Set exercise:
Answer with a single number: the count of lines that hold "this".

Records for processing:

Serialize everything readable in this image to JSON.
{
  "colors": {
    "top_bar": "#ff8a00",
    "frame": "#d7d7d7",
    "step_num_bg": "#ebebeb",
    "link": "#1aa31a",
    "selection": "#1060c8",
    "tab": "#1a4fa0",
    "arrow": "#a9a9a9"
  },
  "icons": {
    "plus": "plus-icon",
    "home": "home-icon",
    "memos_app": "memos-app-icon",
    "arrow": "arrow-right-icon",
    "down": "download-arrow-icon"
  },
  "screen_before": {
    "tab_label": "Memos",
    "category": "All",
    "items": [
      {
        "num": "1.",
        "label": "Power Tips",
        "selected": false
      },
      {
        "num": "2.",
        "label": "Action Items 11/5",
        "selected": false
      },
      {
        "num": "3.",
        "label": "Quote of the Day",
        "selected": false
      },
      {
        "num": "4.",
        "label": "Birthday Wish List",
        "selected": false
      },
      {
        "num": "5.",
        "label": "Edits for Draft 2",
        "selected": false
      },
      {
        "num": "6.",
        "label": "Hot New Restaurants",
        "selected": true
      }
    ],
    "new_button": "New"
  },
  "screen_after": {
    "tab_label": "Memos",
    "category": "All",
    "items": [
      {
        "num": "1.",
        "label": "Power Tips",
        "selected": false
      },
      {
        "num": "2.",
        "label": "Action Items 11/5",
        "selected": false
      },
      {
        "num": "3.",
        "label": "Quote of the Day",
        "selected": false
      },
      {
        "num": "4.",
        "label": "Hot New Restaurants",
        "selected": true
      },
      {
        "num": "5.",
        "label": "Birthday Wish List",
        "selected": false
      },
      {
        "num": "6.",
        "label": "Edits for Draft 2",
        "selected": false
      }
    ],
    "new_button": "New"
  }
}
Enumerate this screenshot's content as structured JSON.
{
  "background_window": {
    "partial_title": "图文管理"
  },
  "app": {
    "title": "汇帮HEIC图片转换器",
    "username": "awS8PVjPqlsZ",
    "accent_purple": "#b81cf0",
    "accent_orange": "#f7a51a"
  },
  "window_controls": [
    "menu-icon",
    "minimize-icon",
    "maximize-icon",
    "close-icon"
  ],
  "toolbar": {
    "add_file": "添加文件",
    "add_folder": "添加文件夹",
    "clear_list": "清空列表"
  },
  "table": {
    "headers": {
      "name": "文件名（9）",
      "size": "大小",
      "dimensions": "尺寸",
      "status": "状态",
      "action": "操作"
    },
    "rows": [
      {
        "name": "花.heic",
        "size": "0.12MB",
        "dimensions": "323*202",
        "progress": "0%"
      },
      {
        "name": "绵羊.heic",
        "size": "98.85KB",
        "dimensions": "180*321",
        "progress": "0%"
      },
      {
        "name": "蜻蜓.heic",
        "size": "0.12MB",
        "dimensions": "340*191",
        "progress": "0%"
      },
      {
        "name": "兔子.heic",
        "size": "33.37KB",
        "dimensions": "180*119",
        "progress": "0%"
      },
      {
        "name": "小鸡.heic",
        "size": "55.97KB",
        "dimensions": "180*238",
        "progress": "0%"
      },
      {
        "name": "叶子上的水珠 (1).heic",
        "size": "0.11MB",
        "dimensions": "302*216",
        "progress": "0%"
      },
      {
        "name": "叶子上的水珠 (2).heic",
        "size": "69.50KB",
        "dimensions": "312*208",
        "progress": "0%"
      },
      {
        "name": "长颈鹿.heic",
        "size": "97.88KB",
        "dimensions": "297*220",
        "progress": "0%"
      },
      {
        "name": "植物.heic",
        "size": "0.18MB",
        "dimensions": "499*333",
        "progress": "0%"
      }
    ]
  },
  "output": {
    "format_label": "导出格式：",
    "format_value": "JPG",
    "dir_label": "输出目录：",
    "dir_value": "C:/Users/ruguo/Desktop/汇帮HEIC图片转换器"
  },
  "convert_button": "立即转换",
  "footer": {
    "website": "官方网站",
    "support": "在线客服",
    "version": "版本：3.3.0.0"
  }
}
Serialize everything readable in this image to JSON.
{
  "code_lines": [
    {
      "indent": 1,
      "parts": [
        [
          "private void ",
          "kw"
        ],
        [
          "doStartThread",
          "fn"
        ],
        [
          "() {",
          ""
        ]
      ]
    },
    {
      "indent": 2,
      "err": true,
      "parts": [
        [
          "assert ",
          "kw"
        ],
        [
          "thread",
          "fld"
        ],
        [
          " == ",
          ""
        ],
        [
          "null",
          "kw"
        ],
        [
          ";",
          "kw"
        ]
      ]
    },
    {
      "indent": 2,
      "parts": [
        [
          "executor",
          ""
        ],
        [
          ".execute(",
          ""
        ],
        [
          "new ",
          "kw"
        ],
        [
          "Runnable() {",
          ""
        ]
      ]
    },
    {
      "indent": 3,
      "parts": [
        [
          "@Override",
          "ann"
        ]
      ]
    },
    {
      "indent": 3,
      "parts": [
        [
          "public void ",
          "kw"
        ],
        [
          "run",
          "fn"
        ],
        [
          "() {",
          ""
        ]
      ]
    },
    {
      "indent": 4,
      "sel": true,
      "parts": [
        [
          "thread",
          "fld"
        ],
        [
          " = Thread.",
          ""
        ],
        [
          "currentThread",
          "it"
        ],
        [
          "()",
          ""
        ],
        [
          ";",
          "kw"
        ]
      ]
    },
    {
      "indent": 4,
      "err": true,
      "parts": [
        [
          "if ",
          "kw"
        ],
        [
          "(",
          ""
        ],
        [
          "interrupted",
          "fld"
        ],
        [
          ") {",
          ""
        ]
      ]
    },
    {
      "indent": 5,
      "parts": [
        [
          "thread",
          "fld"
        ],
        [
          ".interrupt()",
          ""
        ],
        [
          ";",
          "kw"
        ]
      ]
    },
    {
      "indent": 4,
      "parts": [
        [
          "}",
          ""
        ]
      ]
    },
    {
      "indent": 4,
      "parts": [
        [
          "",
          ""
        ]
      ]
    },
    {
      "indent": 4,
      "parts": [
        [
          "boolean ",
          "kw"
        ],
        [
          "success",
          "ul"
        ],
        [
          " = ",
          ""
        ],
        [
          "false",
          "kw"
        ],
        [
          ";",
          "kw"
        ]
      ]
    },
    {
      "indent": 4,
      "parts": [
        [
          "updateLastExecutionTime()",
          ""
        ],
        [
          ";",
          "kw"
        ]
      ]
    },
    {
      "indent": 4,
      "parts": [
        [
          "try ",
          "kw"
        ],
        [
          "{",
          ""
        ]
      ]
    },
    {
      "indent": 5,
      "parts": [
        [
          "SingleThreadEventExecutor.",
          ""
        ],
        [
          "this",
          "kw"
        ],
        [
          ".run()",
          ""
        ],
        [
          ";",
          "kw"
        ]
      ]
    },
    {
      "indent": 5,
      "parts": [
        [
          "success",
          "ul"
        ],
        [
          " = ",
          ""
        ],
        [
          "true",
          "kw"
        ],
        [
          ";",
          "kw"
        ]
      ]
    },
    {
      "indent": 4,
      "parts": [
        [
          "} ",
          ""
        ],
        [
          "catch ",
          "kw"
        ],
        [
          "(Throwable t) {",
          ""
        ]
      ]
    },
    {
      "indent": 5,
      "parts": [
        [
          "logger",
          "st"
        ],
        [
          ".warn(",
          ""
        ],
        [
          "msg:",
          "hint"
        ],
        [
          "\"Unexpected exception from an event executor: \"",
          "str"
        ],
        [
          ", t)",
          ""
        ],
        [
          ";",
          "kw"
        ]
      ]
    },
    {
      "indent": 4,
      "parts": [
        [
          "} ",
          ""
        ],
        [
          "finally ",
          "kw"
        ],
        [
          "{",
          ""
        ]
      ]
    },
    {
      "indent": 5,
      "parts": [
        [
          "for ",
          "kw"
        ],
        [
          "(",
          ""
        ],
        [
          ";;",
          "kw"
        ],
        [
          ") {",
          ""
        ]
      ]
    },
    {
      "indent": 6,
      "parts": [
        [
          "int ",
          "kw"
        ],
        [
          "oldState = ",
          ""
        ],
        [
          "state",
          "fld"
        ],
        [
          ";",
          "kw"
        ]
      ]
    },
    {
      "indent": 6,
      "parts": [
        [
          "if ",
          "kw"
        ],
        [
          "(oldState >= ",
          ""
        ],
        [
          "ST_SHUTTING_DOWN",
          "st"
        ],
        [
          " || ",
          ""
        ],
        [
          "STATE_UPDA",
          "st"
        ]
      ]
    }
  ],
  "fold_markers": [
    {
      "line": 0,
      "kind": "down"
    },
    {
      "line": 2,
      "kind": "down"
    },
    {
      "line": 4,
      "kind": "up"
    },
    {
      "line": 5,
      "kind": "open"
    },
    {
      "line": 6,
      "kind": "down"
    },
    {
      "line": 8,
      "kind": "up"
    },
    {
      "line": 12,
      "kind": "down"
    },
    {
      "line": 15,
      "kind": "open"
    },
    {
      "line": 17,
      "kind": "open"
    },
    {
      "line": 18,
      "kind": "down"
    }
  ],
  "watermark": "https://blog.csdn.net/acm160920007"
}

Worked answer:
4